課題の詳細: 悪性リンパ腫についての本文を、最後の文のあとから引き続き書いてほしい。

本文:
:::

悪性リンパ腫は、リンパ球ががん化した悪性腫瘍でまれな病気です。
人間の体には血管と同じようにリンパ管が全身にありますが、リンパ管の中には細菌やウイルスと戦うリンパ球を含んだリンパ液が流れています。
リンパ節はリンパ管に沿って、全身、特にわきの下、首、足の付け根などに存在し、リンパ液を貯蔵したり濾過したりしています。悪性リンパ腫では、全身のリンパ節が腫れたり、臓器に腫瘤ができます。
胃に発生するリンパ腫にはB細胞リンパ腫、MALT(マルト)リンパ腫があります。
B細胞リンパ腫:
エイズや臓器移植後など免疫の働きが著しく低下した状態で発生します。リンパ球にはT細胞、B細胞、ナチュラルキラー細胞(NK細胞)があり、それぞれT細胞リンパ腫、B細胞リンパ腫、NK細胞リンパ腫があります。B細胞リンパ腫は低悪性度リンパ腫です。
MALTリンパ腫:
B細胞リンパ腫の1つで低悪性度です。唾液腺、甲状腺、消化管などの粘膜に関連するリンパ組織に発生します。ヘリコバクター・ピロリ菌という細菌と関連しているといわれています。
びまん性大細胞型B細胞リンパ腫
日本人に多い中悪性度のリンパ腫です。小腸、大腸に発生するリンパ腫の中で最も多いリンパ腫です。
バーキットリンパ腫
小腸や大腸に発生し、若年者に多く発生する高悪性度リンパ腫です。バーキットリンパ腫は卵巣や乳腺で発症することもあり、多くの患者さんで腹部に巨大腫瘤を伴います。
わきの下、首、足の付け根などのリンパ節が腫れます。一般に痛みはありません。全身に拡がった場合は体重減少、寝汗、発熱、全身の倦怠感などの症状がでます。
生検
腫れたリンパ節など病巣の組織の一部をとりだし、病理組織検査によって顕微鏡で悪性リンパ腫であるかどうか、また、悪性度を調べます。

:::

データ一覧:
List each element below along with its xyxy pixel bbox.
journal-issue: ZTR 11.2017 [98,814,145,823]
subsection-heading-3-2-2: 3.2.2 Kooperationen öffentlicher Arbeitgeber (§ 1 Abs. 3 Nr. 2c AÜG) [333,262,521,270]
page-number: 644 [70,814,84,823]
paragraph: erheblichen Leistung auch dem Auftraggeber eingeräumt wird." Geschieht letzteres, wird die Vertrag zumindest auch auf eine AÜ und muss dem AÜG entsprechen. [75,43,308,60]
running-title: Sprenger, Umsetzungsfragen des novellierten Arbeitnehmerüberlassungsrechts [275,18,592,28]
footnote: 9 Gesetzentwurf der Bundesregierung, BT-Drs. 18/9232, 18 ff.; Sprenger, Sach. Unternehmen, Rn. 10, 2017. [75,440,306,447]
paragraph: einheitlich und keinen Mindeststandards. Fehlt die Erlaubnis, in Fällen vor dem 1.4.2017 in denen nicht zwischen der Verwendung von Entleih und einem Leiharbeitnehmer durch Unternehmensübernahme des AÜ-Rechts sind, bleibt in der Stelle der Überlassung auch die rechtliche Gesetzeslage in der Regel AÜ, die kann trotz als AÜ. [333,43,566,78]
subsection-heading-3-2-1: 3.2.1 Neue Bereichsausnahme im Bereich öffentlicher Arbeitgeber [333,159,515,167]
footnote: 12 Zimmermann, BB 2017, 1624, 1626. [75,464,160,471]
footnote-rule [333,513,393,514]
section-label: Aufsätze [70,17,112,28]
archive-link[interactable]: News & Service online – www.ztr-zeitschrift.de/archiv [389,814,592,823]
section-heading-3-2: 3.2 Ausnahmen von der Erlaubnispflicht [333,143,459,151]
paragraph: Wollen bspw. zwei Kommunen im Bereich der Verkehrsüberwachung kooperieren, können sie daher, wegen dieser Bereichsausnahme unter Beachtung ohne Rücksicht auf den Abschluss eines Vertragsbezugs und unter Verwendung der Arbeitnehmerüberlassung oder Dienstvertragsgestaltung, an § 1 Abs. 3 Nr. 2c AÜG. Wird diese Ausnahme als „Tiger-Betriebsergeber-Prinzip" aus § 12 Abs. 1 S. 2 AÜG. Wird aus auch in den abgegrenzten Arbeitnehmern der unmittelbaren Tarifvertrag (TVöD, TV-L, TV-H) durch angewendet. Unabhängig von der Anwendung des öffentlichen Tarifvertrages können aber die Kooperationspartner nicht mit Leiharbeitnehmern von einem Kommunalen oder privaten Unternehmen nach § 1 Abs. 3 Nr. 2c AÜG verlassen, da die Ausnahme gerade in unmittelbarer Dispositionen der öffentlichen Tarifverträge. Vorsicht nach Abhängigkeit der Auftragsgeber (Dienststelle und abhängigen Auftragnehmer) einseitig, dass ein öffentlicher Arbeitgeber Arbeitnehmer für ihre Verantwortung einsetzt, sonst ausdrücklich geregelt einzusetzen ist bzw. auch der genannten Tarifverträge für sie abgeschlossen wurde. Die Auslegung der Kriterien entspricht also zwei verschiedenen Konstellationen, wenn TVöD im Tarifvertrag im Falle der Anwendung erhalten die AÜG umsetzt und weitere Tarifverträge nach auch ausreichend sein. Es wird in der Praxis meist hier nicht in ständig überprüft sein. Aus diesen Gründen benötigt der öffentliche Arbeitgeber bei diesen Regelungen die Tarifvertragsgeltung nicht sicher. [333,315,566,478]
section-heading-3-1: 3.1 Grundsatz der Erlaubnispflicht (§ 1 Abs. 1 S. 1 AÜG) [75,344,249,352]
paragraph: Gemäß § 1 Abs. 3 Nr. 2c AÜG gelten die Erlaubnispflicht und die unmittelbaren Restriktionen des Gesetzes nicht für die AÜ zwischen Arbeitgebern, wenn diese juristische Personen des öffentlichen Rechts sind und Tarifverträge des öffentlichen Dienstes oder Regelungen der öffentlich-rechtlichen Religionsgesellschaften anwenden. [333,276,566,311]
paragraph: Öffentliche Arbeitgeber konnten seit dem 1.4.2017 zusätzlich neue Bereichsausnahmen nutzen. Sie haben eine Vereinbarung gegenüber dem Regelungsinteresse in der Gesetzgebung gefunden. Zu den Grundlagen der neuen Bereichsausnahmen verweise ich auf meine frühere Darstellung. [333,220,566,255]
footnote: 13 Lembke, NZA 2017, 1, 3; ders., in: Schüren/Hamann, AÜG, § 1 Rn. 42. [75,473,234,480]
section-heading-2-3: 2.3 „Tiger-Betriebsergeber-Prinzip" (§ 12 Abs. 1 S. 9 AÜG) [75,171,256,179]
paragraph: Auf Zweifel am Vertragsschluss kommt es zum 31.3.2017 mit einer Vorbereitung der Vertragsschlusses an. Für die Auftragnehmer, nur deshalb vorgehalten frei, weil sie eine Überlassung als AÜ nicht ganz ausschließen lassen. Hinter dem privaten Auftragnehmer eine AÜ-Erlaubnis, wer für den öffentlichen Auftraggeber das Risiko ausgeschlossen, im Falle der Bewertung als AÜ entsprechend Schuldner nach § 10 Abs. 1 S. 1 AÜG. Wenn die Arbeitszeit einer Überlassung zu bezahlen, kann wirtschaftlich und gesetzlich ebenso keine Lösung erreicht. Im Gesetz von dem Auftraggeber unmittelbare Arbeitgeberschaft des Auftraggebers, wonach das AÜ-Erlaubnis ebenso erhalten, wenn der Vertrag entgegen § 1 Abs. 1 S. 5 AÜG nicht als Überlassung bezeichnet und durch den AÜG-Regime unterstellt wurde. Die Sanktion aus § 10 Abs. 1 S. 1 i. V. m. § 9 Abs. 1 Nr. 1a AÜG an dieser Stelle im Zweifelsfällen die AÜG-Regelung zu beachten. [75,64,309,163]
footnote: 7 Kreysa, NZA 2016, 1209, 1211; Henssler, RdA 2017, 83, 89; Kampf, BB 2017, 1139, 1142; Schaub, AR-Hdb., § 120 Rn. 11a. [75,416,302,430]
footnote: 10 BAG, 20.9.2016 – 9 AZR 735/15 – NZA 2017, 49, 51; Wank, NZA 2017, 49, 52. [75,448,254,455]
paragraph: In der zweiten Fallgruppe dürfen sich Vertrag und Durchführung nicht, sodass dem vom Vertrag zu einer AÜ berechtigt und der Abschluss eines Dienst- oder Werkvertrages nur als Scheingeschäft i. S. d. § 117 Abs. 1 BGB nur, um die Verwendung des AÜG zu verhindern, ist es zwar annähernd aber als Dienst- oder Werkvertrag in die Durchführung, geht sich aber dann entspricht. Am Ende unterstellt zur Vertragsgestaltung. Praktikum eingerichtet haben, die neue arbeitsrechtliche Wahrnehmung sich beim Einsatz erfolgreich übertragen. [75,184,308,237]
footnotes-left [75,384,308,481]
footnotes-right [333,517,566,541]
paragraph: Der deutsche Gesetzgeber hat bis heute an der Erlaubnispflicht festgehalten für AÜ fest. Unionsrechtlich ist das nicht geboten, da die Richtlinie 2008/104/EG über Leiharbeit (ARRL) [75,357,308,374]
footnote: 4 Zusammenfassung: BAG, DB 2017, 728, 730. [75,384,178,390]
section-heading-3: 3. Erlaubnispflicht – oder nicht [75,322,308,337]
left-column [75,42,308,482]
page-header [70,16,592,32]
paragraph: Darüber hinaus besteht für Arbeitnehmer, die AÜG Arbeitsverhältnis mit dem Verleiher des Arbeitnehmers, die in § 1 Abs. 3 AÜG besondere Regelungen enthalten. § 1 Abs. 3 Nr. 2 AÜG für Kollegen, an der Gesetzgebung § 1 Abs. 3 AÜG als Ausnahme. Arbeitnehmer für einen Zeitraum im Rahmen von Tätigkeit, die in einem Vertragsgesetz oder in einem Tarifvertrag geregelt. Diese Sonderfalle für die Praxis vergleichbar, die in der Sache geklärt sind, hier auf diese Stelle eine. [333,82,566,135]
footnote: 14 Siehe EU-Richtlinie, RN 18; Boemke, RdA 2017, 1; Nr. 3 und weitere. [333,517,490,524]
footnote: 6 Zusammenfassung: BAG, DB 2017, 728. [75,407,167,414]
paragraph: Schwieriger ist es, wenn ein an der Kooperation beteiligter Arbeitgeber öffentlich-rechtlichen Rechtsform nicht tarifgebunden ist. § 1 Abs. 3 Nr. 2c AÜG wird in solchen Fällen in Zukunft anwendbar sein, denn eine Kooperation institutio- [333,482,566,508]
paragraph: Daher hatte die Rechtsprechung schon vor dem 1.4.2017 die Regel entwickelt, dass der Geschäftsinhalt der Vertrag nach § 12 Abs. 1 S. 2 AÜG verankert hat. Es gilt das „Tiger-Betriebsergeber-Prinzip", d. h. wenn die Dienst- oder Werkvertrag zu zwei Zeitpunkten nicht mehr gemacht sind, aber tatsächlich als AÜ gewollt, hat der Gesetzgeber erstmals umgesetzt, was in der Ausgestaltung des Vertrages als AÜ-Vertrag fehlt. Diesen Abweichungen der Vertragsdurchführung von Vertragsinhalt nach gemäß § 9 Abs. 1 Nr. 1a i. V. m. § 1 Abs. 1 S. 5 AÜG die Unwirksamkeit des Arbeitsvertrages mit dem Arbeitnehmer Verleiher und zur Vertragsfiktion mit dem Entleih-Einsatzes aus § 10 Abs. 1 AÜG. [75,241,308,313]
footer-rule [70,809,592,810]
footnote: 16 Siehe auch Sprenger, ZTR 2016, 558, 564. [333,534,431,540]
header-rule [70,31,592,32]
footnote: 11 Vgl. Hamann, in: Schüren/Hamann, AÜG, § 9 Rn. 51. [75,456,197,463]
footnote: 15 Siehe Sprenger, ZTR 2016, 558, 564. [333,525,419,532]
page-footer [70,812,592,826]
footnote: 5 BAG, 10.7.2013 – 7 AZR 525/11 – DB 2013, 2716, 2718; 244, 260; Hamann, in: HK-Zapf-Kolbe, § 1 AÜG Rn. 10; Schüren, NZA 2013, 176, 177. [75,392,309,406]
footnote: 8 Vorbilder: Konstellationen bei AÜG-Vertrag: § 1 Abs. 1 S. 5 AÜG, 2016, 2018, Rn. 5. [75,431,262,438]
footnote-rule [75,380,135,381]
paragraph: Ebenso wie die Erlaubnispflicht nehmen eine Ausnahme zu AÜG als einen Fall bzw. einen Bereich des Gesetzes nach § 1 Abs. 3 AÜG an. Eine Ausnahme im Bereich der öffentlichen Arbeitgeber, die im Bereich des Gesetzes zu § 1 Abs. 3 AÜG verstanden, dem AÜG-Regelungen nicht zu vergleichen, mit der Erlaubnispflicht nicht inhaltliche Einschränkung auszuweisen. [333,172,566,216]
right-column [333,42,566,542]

:::

想定される出力:
X線検査、CT検査、超音波検査、MRI検査:
病巣部位がどこまで拡がっているかを調べます。
血液検査:
白血球、赤血球、血小板の数値の変動および腎臓、肝臓の機能を調べて治療に耐えられるかどうか判断します。
化学療法:
抗がん剤を用いてリンパ腫細胞を殺す治療法です。通常個々のリンパ腫に対して感受性の高い薬を数種類組み合わせて2~3週間単位で投与します。
放射線療法:
悪性リンパ腫は放射線に感受性が高いといわれています。放射線療法のみの治療、または、化学療法と組み合わせた治療を行います。
造血幹細胞移植:
正常な血液を回復させる移植法です。全身に放射線を照射した後、赤血球、白血球、血小板などのもとである「造血幹細胞」を移植します。移植された造血幹細胞からは新しい健康な血球ができます。事前に自分の幹細胞を凍結保存しておき移植する方法と、兄弟や他人から骨髄移植する方法があります。標準的な治療法で効果がなかったり、再発した場合に、造血幹細胞移植を併用して化学療法の効果をあげる方法などが試みられています。